For this exercise, copy out each line of the material below that includes "Internet".

[Raw records]

>>>>>

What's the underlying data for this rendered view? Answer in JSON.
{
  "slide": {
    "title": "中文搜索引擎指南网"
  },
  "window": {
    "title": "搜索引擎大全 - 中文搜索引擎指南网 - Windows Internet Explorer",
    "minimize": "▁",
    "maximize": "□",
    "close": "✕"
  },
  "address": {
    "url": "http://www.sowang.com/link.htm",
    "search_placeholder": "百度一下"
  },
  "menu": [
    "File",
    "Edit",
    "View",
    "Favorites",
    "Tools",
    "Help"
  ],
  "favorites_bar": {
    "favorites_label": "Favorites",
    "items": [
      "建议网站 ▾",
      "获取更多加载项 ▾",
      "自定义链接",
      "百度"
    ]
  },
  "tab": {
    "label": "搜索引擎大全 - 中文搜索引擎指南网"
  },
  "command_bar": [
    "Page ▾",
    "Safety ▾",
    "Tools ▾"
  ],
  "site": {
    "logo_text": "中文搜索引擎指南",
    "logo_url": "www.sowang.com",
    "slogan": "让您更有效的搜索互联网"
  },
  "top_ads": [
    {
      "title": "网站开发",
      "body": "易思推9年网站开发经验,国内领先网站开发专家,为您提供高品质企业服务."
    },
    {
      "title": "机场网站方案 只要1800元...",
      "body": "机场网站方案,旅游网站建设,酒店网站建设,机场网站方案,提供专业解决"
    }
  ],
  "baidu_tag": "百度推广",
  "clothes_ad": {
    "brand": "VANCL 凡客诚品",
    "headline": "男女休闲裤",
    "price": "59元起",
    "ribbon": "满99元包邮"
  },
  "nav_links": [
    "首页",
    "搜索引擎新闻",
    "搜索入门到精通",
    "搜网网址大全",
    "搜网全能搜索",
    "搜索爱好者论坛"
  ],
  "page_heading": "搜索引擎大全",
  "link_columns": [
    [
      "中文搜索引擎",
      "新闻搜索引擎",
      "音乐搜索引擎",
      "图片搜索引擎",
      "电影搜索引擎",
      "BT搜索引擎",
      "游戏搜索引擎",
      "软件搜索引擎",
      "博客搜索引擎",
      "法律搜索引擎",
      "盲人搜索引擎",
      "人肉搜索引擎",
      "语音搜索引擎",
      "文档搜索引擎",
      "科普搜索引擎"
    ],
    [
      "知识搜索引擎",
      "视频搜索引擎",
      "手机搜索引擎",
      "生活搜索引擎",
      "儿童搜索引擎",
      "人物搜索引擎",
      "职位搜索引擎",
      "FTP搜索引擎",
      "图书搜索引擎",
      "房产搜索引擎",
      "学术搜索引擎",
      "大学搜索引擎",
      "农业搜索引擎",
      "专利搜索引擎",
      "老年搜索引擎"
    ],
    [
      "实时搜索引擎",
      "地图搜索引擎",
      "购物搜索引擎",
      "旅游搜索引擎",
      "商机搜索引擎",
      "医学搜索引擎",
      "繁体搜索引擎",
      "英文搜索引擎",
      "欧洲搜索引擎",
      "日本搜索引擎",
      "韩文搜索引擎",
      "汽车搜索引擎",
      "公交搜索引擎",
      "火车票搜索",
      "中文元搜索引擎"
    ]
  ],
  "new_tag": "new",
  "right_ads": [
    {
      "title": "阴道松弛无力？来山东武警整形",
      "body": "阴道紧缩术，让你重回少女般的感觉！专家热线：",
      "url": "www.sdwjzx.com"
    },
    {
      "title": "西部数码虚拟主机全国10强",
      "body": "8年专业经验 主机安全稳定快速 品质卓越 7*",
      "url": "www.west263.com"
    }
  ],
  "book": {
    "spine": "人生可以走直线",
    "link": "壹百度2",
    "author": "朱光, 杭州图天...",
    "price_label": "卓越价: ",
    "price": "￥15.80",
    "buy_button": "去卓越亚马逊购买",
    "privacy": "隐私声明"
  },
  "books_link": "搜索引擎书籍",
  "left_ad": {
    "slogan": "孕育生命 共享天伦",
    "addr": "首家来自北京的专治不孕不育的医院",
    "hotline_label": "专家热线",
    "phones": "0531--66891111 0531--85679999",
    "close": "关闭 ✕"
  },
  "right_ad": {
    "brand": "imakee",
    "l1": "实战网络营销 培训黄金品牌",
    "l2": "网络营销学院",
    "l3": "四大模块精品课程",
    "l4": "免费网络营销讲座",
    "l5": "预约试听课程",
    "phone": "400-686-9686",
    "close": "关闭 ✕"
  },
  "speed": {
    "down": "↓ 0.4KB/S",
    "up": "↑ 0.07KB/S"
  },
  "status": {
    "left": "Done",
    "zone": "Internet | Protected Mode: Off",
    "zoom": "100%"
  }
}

<<<<<

## Result for this task
    "title": "搜索引擎大全 - 中文搜索引擎指南网 - Windows Internet Explorer",
    "zone": "Internet | Protected Mode: Off",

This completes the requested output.